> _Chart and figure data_

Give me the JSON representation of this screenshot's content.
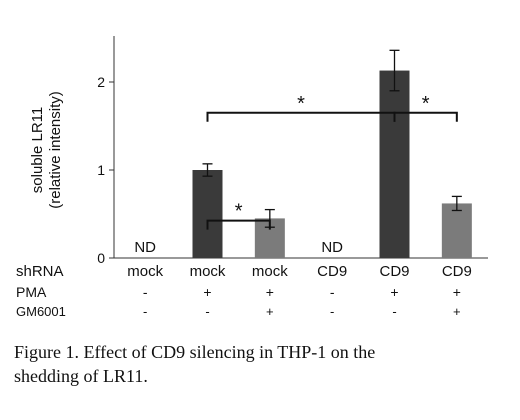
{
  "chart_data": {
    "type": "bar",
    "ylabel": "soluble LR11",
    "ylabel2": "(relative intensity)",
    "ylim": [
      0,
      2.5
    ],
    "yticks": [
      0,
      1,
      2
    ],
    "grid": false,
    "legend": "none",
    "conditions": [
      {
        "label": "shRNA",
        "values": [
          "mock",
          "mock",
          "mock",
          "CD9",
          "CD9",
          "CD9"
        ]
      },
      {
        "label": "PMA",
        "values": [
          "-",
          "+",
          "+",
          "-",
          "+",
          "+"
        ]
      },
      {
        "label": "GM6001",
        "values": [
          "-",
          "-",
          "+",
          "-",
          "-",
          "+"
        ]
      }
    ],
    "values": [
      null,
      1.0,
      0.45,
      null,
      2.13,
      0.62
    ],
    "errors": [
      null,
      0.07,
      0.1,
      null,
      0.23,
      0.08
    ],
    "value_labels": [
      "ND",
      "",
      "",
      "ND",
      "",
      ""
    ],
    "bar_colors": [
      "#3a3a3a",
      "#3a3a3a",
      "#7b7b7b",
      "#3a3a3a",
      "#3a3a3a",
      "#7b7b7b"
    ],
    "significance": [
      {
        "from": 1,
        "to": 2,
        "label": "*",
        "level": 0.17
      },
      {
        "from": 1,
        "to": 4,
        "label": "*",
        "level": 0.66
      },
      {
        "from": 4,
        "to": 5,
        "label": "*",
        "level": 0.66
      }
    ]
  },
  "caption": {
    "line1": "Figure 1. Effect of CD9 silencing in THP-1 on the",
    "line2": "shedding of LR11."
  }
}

* * *

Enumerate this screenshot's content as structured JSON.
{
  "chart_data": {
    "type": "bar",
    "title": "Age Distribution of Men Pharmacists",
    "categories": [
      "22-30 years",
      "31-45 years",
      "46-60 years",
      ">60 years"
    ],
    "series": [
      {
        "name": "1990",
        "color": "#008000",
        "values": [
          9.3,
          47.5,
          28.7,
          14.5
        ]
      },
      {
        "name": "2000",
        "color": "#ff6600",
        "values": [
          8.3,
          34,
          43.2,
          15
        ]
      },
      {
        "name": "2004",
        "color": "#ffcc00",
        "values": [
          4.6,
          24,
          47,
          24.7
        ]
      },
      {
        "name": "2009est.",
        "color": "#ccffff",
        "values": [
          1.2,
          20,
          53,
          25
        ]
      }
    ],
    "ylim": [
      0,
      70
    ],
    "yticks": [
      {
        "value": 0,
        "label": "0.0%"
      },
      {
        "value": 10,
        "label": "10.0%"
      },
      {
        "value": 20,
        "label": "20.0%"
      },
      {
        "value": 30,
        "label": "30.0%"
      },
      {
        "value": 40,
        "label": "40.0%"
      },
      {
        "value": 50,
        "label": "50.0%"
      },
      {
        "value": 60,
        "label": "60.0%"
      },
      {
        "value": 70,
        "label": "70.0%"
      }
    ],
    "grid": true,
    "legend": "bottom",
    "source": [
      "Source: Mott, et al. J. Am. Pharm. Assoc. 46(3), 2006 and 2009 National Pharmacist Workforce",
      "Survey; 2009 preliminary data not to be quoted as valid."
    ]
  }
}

> _To be done_
Copy out the lines that hold "JSON".

> _Full output_
Give me the JSON representation of this screenshot's content.
Enumerate this screenshot's content as structured JSON.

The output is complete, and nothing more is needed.